◆ **Material shown**
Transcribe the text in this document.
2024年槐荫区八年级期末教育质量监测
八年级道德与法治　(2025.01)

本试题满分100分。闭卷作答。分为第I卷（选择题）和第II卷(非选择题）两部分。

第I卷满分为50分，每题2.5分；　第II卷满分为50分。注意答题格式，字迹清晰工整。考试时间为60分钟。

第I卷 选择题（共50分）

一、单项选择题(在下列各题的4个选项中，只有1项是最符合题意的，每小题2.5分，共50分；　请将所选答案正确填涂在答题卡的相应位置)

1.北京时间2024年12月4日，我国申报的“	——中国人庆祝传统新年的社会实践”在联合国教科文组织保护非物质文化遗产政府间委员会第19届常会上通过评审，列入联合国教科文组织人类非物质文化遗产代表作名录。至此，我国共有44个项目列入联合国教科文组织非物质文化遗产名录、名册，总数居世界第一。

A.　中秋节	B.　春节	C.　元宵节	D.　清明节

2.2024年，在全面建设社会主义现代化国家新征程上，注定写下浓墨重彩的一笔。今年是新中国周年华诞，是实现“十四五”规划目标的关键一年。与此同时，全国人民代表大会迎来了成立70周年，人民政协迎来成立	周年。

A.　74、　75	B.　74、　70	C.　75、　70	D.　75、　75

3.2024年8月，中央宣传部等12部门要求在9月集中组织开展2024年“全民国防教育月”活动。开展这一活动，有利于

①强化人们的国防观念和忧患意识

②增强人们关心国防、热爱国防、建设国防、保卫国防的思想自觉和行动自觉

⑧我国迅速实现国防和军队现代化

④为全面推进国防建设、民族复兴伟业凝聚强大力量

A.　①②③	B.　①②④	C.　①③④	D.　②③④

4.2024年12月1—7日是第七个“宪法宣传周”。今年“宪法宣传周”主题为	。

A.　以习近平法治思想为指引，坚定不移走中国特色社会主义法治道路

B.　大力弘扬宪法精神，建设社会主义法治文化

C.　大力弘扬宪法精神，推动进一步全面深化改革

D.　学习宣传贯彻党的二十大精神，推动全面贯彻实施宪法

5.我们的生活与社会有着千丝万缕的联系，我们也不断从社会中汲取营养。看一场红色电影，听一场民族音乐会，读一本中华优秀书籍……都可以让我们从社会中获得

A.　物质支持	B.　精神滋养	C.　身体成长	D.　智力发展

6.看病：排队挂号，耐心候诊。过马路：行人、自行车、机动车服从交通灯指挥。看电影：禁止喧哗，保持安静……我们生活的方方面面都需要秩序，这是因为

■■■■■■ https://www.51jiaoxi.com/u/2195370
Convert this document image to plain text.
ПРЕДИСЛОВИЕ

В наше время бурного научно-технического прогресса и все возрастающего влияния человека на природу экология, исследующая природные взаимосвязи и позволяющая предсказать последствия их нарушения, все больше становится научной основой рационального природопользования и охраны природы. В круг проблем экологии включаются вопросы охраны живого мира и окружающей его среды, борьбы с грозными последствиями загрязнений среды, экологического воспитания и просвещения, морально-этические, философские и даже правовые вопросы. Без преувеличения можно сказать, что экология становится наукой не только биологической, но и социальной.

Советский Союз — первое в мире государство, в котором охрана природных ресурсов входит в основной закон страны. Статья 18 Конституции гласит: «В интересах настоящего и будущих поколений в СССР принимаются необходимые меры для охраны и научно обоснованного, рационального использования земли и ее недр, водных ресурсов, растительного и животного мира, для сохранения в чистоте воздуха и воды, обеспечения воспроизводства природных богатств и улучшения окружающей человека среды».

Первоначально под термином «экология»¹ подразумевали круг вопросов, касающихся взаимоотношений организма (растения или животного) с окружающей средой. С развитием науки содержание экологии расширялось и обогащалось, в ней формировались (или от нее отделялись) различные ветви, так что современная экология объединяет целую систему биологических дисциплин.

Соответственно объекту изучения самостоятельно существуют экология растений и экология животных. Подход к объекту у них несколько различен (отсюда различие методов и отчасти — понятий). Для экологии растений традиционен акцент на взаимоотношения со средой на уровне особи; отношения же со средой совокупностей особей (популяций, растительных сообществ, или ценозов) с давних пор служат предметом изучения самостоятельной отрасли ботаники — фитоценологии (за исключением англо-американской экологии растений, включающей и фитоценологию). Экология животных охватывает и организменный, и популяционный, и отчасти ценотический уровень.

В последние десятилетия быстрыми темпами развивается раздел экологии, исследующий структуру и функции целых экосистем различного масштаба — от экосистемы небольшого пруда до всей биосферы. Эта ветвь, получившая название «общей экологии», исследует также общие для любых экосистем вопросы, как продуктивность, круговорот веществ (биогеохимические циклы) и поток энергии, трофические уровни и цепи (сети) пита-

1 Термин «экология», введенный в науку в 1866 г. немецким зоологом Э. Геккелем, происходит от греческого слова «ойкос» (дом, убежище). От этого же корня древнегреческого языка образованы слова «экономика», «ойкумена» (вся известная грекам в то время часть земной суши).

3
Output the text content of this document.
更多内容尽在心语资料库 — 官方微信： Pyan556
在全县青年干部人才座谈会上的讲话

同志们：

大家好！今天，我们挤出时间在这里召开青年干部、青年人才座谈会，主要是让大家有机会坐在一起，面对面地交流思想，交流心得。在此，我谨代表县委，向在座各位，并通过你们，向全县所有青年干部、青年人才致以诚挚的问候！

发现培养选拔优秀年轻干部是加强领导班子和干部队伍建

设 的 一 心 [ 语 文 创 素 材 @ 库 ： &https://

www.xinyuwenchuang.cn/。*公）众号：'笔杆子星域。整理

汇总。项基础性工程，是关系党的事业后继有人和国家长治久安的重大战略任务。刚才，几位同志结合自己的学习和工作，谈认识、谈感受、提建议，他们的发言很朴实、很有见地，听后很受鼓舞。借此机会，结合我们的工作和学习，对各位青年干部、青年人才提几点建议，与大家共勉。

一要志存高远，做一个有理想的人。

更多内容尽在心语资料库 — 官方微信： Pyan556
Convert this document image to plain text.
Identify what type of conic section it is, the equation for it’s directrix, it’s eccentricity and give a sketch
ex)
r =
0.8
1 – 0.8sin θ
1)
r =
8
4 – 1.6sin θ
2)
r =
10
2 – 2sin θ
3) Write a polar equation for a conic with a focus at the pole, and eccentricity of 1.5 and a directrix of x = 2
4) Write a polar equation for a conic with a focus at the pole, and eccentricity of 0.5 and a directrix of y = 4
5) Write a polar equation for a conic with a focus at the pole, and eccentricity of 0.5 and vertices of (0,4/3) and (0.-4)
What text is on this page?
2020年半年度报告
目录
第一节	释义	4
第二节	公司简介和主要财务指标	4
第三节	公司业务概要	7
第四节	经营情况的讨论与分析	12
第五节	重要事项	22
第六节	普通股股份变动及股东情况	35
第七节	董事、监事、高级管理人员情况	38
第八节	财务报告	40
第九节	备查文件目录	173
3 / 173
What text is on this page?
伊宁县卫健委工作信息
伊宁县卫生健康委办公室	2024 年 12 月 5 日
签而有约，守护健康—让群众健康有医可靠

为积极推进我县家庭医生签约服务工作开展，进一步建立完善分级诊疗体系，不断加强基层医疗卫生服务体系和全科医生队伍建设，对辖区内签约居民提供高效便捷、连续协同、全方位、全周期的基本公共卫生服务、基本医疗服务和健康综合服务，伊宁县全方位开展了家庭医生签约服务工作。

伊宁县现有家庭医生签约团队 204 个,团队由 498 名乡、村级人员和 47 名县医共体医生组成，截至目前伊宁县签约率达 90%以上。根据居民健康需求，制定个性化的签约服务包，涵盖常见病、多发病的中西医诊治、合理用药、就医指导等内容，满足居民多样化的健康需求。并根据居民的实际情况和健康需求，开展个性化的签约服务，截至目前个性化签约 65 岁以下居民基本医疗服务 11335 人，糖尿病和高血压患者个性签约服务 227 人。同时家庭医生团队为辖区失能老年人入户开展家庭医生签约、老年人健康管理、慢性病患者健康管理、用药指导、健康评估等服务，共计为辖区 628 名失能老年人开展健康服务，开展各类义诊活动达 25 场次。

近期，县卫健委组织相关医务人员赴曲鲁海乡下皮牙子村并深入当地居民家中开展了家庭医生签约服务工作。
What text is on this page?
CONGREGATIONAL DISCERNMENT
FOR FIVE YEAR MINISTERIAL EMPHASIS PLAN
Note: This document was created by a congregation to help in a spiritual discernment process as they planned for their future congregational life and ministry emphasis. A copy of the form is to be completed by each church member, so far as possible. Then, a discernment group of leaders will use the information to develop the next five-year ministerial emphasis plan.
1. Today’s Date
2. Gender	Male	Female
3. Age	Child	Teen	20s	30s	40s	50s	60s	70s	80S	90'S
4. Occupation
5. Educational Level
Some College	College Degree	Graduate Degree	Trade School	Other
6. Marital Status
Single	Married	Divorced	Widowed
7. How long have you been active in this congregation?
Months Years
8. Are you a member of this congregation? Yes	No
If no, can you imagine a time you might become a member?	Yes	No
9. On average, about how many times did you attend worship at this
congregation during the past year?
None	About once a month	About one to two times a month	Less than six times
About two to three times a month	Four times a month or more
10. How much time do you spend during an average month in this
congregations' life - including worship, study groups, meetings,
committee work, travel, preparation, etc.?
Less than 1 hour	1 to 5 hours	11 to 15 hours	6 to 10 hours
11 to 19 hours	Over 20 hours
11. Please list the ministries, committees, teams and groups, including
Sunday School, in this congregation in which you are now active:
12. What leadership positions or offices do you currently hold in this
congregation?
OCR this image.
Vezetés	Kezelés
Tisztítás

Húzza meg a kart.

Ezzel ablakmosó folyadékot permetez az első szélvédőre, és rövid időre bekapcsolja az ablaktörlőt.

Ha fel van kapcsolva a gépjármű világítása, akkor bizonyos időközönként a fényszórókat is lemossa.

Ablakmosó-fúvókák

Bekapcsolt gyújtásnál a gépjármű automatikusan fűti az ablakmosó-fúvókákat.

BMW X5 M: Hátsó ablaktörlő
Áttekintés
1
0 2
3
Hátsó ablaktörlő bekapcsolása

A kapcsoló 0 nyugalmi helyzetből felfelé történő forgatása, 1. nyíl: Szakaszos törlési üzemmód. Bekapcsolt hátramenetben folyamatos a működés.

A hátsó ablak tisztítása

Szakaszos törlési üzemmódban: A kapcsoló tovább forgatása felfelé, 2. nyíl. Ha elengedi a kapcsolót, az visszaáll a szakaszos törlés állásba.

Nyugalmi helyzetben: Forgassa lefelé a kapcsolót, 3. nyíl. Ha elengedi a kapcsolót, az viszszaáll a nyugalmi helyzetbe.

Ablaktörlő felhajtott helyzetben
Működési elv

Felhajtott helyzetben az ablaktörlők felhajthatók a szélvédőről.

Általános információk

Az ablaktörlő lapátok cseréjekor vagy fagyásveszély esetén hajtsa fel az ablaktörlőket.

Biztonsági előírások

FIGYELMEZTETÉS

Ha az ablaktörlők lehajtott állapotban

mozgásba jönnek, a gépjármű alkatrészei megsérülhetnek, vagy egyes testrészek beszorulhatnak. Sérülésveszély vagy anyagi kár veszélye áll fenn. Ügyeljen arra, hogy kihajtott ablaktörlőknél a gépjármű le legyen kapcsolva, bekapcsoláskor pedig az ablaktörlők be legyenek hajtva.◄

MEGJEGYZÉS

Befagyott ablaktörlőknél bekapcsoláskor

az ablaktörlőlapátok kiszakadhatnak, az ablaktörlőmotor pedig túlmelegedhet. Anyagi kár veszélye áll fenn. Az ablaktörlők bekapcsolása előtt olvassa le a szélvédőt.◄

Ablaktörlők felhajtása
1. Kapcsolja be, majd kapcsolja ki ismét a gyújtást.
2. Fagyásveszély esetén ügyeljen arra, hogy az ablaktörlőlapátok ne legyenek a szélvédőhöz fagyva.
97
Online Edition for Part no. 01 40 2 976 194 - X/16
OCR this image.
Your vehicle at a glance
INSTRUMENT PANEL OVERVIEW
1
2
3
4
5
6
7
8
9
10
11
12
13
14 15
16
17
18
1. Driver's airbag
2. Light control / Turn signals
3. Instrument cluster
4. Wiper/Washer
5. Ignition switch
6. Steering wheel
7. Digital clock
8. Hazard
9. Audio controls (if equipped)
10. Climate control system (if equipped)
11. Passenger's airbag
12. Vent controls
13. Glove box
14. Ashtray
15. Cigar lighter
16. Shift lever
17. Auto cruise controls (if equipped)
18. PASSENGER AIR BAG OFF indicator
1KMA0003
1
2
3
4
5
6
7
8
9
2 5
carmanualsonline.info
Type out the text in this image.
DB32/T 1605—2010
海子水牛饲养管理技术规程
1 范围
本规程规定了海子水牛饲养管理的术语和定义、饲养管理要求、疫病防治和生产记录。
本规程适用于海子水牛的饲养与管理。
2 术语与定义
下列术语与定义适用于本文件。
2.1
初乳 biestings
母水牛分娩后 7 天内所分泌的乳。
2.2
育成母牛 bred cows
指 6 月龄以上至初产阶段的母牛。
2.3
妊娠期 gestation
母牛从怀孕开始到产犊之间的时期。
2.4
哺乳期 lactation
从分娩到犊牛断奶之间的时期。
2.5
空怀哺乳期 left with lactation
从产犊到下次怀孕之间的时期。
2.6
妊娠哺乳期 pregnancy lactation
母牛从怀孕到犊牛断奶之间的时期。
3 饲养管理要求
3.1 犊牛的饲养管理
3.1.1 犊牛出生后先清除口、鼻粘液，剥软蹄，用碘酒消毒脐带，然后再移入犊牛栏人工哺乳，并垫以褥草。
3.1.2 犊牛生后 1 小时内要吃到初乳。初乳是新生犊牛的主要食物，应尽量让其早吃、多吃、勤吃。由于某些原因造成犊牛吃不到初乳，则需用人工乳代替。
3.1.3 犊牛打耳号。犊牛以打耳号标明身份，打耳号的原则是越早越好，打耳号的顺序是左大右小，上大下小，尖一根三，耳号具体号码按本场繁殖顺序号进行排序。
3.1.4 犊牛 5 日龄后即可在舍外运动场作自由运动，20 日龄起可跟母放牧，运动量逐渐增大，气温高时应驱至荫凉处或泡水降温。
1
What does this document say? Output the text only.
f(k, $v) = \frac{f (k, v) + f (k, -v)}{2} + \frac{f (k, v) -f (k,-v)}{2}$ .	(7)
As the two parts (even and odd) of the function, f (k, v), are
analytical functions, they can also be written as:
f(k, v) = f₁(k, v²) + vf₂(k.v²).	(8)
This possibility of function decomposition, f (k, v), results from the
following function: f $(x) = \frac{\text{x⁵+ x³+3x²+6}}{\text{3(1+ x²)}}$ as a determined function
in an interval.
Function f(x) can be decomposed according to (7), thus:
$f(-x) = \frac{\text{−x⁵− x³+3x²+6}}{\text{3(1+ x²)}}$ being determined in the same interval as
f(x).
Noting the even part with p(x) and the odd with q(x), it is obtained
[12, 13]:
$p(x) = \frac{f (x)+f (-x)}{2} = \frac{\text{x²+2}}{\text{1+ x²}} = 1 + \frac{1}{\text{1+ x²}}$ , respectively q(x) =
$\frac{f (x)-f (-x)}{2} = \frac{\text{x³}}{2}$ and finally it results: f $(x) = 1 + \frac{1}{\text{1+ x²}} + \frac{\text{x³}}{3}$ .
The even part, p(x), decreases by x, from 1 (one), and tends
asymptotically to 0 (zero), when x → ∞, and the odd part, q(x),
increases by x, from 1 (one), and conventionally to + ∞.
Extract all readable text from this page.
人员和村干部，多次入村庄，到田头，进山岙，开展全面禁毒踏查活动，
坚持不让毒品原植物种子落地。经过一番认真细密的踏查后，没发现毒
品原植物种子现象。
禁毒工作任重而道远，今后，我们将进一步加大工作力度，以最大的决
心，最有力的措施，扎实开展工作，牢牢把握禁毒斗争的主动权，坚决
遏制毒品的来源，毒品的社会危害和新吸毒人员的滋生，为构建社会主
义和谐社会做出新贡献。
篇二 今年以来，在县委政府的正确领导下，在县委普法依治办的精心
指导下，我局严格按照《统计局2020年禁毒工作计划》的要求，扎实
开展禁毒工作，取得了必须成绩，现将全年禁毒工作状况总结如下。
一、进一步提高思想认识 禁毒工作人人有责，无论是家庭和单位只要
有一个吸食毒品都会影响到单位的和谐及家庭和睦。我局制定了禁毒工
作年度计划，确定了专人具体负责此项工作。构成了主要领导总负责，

◆ **Given problem**
List each line in the listing that contains the string "arra".

◆ **Task solution**
mozgásba jönnek, a gépjármű alkatrészei megsérülhetnek, vagy egyes testrészek beszorulhatnak. Sérülésveszély vagy anyagi kár veszélye áll fenn. Ügyeljen arra, hogy kihajtott ablaktörlőknél a gépjármű le legyen kapcsolva, bekapcsoláskor pedig az ablaktörlők be legyenek hajtva.◄
2. Fagyásveszély esetén ügyeljen arra, hogy az ablaktörlőlapátok ne legyenek a szélvédőhöz fagyva.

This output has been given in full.